Fourth Olympic dream the focus for track star
ED Clancy’s hopes of winning the men’s team pursuit at the Track Cycling World Championships are over after the first day of the event in Berlin.
The Huddersfield rider, a threetime Olympic champion, and the rest of the British quartet – Ethan Hayter, Charlie Tanfield and Ollie Wood – set a time of 3:50.341, half a second faster than the ride that won them silver in Pruszkow 12 months ago.
But the rapid rate of progression from teams around the world was on full show as a nation that has won the Olympic title at each of the last three Games found themselves well off the pace – a concerning sign just a few months ahead of Tokyo.
The Danish quartet of Lasse Hansen, Julius Johansen, Fredrik Madsen and Rasmus Pedersen set a time of three minutes 46.579 seconds to smash the mark of 3:48.012 set by Australia in the final of last year’s World Championships.
Australia, without the injured Kelland O’Brien and having seen their world record fall, also missed out on a shot at the gold medal ride as they finished fifth in the session, behind Denmark, New Zealand, France and Italy.
It backs up Clancy’s belief that securing a fourth team pursuit title in Tokyo this summer would be his greatest achievement.
A former pupil at Shelley College in Huddersfield, the 34-year-old had to overcome back surgery to add the Olympic title in Rio to those won in Beijing and London, but even after that experience he says things only get harder.
“Every Olympic cycle it becomes harder to achieve essentially the same thing,” said the Huddersfield Town fan. “You’ve got to defy illness, injury, the constant hoops of selection you’ve got to keep jumping through.
“And then you have to do the same thing four years later when some of your intellectual knowledge may have spread through the rest of the world. If we can do it a fourth time, it’s a big dream of mine... It wouldn’t only be the biggest achievement, it would be the toughest one as well.”
Clancy already ranks as one of Britain’s most successful Olympians, even if his profile does not necessarily match. “His lack of image proportional to his Olympic success is perhaps because cycling has been so successful,” says GB team-mate Kian Emadi.
“The team as a whole maybe gets more recognition.
“But he has won Beijing, London, and Rio, and a bronze in the omnium in London. He is on a level with some of the rowers, Steve Redgrave potentially, huge names.
“I don’t know whether he likes it or not, it depends what day you get him on, but it’s a testament to how committed and how good an athlete he is that he’s been able to do that for the best part of 12 years.”
Despite yesterday’s disappointment, Clancy remains confident in their strategy of peaking for the Games.
“This is an Olympic programme,” he said. “We target one race in August every four years.
“We eat as well as we can and sleep as well as can and train effectively as possible with one race in mind.
“So the World Championships is not be quite as impressive as whatever we do in another five months’ time.”

» WORK REQUEST 1:
Set down, word for word, the passage of the track cycling article between "The Huddersfield rider, a" and "year’s World Championships.", inclusive.
» WORK REQUEST 2:
Condense the paragraph of the track cycling article that begins "The Huddersfield rider" into one shorter sentence that keeps its main facts.

[Entries drawn from a collection]
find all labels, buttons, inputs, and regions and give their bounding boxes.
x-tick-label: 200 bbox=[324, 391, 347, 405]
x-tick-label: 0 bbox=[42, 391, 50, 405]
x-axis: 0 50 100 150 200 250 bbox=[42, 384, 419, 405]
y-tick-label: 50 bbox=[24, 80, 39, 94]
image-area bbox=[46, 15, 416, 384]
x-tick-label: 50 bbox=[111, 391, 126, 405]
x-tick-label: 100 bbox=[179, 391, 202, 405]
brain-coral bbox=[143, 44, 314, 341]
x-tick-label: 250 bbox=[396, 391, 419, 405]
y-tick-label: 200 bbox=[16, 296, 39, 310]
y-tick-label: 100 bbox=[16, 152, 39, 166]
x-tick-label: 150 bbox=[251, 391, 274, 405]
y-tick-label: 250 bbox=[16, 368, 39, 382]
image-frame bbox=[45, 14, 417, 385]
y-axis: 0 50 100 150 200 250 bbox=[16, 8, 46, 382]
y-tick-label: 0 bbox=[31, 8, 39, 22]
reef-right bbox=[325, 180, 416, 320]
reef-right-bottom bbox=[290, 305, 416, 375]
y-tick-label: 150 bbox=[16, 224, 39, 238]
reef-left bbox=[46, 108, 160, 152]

» RESPONSE AREA 1:
The Huddersfield rider, a threetime Olympic champion, and the rest of the British quartet – Ethan Hayter, Charlie Tanfield and Ollie Wood – set a time of 3:50.341, half a second faster than the ride that won them silver in Pruszkow 12 months ago.
But the rapid rate of progression from teams around the world was on full show as a nation that has won the Olympic title at each of the last three Games found themselves well off the pace – a concerning sign just a few months ahead of Tokyo.
The Danish quartet of Lasse Hansen, Julius Johansen, Fredrik Madsen and Rasmus Pedersen set a time of three minutes 46.579 seconds to smash the mark of 3:48.012 set by Australia in the final of last year’s World Championships.

» RESPONSE AREA 2:
Clancy, a three-time Olympic champion from Huddersfield, rode with Ethan Hayter, Charlie Tanfield and Ollie Wood to a time of 3:50.341, half a second faster than the British quartet's silver-winning ride in Pruszkow 12 months earlier.